INPUT ROWS.

-=-=-=-=-

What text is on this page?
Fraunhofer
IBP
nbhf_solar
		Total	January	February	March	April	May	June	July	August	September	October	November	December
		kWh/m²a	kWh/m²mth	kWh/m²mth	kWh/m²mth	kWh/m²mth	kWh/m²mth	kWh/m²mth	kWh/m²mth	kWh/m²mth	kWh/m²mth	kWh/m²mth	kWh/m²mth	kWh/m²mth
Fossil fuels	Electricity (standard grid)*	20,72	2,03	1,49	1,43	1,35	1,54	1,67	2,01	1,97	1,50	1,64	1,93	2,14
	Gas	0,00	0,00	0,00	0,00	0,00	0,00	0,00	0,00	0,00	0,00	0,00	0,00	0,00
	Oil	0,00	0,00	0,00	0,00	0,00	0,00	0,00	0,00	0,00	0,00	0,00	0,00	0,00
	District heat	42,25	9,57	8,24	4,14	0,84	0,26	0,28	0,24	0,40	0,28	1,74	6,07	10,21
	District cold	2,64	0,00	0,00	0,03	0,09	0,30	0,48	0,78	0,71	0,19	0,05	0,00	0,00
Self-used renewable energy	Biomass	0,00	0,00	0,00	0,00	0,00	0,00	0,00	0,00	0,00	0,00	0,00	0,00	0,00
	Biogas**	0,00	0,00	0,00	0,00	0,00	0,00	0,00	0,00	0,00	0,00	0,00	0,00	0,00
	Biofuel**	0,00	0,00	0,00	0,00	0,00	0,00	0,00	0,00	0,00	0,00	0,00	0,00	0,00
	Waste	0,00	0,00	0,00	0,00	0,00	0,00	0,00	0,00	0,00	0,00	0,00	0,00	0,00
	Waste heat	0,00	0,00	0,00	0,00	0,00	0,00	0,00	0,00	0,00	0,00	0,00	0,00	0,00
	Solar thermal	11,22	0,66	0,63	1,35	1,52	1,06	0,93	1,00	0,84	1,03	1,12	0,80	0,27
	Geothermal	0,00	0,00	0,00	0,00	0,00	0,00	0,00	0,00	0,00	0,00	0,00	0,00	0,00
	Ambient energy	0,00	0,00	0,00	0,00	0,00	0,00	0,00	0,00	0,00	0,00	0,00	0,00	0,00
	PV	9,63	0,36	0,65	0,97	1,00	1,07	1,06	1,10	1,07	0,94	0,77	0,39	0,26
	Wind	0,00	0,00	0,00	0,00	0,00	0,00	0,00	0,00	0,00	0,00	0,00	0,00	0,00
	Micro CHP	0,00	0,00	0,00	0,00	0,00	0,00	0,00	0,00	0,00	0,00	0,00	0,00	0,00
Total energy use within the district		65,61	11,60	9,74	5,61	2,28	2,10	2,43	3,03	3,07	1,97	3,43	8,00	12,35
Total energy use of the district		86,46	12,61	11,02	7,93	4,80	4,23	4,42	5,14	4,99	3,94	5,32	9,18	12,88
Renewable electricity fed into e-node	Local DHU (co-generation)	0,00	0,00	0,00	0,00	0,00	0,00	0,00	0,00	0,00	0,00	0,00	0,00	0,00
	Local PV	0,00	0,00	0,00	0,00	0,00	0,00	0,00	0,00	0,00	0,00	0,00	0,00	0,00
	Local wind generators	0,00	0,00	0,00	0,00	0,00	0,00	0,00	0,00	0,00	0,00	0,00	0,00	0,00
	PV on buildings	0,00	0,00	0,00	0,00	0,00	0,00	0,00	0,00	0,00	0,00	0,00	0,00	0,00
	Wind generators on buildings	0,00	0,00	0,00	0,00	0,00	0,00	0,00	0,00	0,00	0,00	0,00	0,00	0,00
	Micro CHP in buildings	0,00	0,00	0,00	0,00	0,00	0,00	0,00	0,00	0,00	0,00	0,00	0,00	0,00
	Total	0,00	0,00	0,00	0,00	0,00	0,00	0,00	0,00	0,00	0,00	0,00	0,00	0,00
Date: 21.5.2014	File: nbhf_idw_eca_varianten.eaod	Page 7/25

-=-=-=-=-

EXERCISE DIRECTIONS. Please quote the records above exactly, without skipping a line.

EXERCISE ANSWER.
What text is on this page?
Fraunhofer
IBP
nbhf_solar
		Total	January	February	March	April	May	June	July	August	September	October	November	December
		kWh/m²a	kWh/m²mth	kWh/m²mth	kWh/m²mth	kWh/m²mth	kWh/m²mth	kWh/m²mth	kWh/m²mth	kWh/m²mth	kWh/m²mth	kWh/m²mth	kWh/m²mth	kWh/m²mth
Fossil fuels	Electricity (standard grid)*	20,72	2,03	1,49	1,43	1,35	1,54	1,67	2,01	1,97	1,50	1,64	1,93	2,14
	Gas	0,00	0,00	0,00	0,00	0,00	0,00	0,00	0,00	0,00	0,00	0,00	0,00	0,00
	Oil	0,00	0,00	0,00	0,00	0,00	0,00	0,00	0,00	0,00	0,00	0,00	0,00	0,00
	District heat	42,25	9,57	8,24	4,14	0,84	0,26	0,28	0,24	0,40	0,28	1,74	6,07	10,21
	District cold	2,64	0,00	0,00	0,03	0,09	0,30	0,48	0,78	0,71	0,19	0,05	0,00	0,00
Self-used renewable energy	Biomass	0,00	0,00	0,00	0,00	0,00	0,00	0,00	0,00	0,00	0,00	0,00	0,00	0,00
	Biogas**	0,00	0,00	0,00	0,00	0,00	0,00	0,00	0,00	0,00	0,00	0,00	0,00	0,00
	Biofuel**	0,00	0,00	0,00	0,00	0,00	0,00	0,00	0,00	0,00	0,00	0,00	0,00	0,00
	Waste	0,00	0,00	0,00	0,00	0,00	0,00	0,00	0,00	0,00	0,00	0,00	0,00	0,00
	Waste heat	0,00	0,00	0,00	0,00	0,00	0,00	0,00	0,00	0,00	0,00	0,00	0,00	0,00
	Solar thermal	11,22	0,66	0,63	1,35	1,52	1,06	0,93	1,00	0,84	1,03	1,12	0,80	0,27
	Geothermal	0,00	0,00	0,00	0,00	0,00	0,00	0,00	0,00	0,00	0,00	0,00	0,00	0,00
	Ambient energy	0,00	0,00	0,00	0,00	0,00	0,00	0,00	0,00	0,00	0,00	0,00	0,00	0,00
	PV	9,63	0,36	0,65	0,97	1,00	1,07	1,06	1,10	1,07	0,94	0,77	0,39	0,26
	Wind	0,00	0,00	0,00	0,00	0,00	0,00	0,00	0,00	0,00	0,00	0,00	0,00	0,00
	Micro CHP	0,00	0,00	0,00	0,00	0,00	0,00	0,00	0,00	0,00	0,00	0,00	0,00	0,00
Total energy use within the district		65,61	11,60	9,74	5,61	2,28	2,10	2,43	3,03	3,07	1,97	3,43	8,00	12,35
Total energy use of the district		86,46	12,61	11,02	7,93	4,80	4,23	4,42	5,14	4,99	3,94	5,32	9,18	12,88
Renewable electricity fed into e-node	Local DHU (co-generation)	0,00	0,00	0,00	0,00	0,00	0,00	0,00	0,00	0,00	0,00	0,00	0,00	0,00
	Local PV	0,00	0,00	0,00	0,00	0,00	0,00	0,00	0,00	0,00	0,00	0,00	0,00	0,00
	Local wind generators	0,00	0,00	0,00	0,00	0,00	0,00	0,00	0,00	0,00	0,00	0,00	0,00	0,00
	PV on buildings	0,00	0,00	0,00	0,00	0,00	0,00	0,00	0,00	0,00	0,00	0,00	0,00	0,00
	Wind generators on buildings	0,00	0,00	0,00	0,00	0,00	0,00	0,00	0,00	0,00	0,00	0,00	0,00	0,00
	Micro CHP in buildings	0,00	0,00	0,00	0,00	0,00	0,00	0,00	0,00	0,00	0,00	0,00	0,00	0,00
	Total	0,00	0,00	0,00	0,00	0,00	0,00	0,00	0,00	0,00	0,00	0,00	0,00	0,00
Date: 21.5.2014	File: nbhf_idw_eca_varianten.eaod	Page 7/25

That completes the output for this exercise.